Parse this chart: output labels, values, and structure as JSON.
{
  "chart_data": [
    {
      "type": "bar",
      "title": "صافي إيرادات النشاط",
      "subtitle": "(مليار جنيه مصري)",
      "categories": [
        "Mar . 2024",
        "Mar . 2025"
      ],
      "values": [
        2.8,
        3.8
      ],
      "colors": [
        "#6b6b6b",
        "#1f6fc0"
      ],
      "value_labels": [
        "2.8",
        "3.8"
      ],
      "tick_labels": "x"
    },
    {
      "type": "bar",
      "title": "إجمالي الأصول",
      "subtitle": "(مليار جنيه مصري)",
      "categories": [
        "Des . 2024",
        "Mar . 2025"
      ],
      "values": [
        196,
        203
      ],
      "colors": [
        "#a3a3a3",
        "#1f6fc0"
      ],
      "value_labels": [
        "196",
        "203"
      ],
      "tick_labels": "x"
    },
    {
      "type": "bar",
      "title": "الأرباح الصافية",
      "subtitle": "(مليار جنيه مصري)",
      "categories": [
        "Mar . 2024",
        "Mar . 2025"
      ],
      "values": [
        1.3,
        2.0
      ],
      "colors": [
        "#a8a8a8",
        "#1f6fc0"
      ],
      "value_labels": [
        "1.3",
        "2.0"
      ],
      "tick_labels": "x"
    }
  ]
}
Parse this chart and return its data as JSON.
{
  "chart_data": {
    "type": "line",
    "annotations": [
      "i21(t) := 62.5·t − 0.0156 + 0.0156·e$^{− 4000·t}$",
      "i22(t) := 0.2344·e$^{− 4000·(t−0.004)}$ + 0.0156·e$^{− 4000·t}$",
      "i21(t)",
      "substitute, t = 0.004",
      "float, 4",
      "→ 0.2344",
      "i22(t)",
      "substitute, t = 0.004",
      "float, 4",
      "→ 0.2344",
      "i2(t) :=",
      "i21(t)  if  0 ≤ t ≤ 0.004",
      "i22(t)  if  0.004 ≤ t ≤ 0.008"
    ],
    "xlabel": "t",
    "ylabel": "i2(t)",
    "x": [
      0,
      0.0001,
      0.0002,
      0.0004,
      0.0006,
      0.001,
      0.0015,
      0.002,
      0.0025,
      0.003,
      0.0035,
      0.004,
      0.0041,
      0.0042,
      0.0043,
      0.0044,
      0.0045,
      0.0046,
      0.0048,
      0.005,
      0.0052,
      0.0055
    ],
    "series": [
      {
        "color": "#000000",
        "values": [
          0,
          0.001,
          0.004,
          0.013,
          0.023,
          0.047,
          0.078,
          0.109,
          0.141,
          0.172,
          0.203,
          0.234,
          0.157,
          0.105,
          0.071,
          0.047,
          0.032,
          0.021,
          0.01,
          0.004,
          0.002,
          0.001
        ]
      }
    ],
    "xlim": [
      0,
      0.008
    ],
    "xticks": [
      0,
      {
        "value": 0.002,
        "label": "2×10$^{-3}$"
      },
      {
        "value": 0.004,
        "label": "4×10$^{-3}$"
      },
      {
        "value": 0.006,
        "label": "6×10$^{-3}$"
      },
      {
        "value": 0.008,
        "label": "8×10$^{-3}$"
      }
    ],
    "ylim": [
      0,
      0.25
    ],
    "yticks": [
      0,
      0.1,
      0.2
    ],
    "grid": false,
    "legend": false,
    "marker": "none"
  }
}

+--

#### Work to complete:
Please set down the whole listing above without altering a single line.

#### Complete output:
Parse this chart: output labels, values, and structure as JSON.
{
  "chart_data": [
    {
      "type": "bar",
      "title": "صافي إيرادات النشاط",
      "subtitle": "(مليار جنيه مصري)",
      "categories": [
        "Mar . 2024",
        "Mar . 2025"
      ],
      "values": [
        2.8,
        3.8
      ],
      "colors": [
        "#6b6b6b",
        "#1f6fc0"
      ],
      "value_labels": [
        "2.8",
        "3.8"
      ],
      "tick_labels": "x"
    },
    {
      "type": "bar",
      "title": "إجمالي الأصول",
      "subtitle": "(مليار جنيه مصري)",
      "categories": [
        "Des . 2024",
        "Mar . 2025"
      ],
      "values": [
        196,
        203
      ],
      "colors": [
        "#a3a3a3",
        "#1f6fc0"
      ],
      "value_labels": [
        "196",
        "203"
      ],
      "tick_labels": "x"
    },
    {
      "type": "bar",
      "title": "الأرباح الصافية",
      "subtitle": "(مليار جنيه مصري)",
      "categories": [
        "Mar . 2024",
        "Mar . 2025"
      ],
      "values": [
        1.3,
        2.0
      ],
      "colors": [
        "#a8a8a8",
        "#1f6fc0"
      ],
      "value_labels": [
        "1.3",
        "2.0"
      ],
      "tick_labels": "x"
    }
  ]
}
Parse this chart and return its data as JSON.
{
  "chart_data": {
    "type": "line",
    "annotations": [
      "i21(t) := 62.5·t − 0.0156 + 0.0156·e$^{− 4000·t}$",
      "i22(t) := 0.2344·e$^{− 4000·(t−0.004)}$ + 0.0156·e$^{− 4000·t}$",
      "i21(t)",
      "substitute, t = 0.004",
      "float, 4",
      "→ 0.2344",
      "i22(t)",
      "substitute, t = 0.004",
      "float, 4",
      "→ 0.2344",
      "i2(t) :=",
      "i21(t)  if  0 ≤ t ≤ 0.004",
      "i22(t)  if  0.004 ≤ t ≤ 0.008"
    ],
    "xlabel": "t",
    "ylabel": "i2(t)",
    "x": [
      0,
      0.0001,
      0.0002,
      0.0004,
      0.0006,
      0.001,
      0.0015,
      0.002,
      0.0025,
      0.003,
      0.0035,
      0.004,
      0.0041,
      0.0042,
      0.0043,
      0.0044,
      0.0045,
      0.0046,
      0.0048,
      0.005,
      0.0052,
      0.0055
    ],
    "series": [
      {
        "color": "#000000",
        "values": [
          0,
          0.001,
          0.004,
          0.013,
          0.023,
          0.047,
          0.078,
          0.109,
          0.141,
          0.172,
          0.203,
          0.234,
          0.157,
          0.105,
          0.071,
          0.047,
          0.032,
          0.021,
          0.01,
          0.004,
          0.002,
          0.001
        ]
      }
    ],
    "xlim": [
      0,
      0.008
    ],
    "xticks": [
      0,
      {
        "value": 0.002,
        "label": "2×10$^{-3}$"
      },
      {
        "value": 0.004,
        "label": "4×10$^{-3}$"
      },
      {
        "value": 0.006,
        "label": "6×10$^{-3}$"
      },
      {
        "value": 0.008,
        "label": "8×10$^{-3}$"
      }
    ],
    "ylim": [
      0,
      0.25
    ],
    "yticks": [
      0,
      0.1,
      0.2
    ],
    "grid": false,
    "legend": false,
    "marker": "none"
  }
}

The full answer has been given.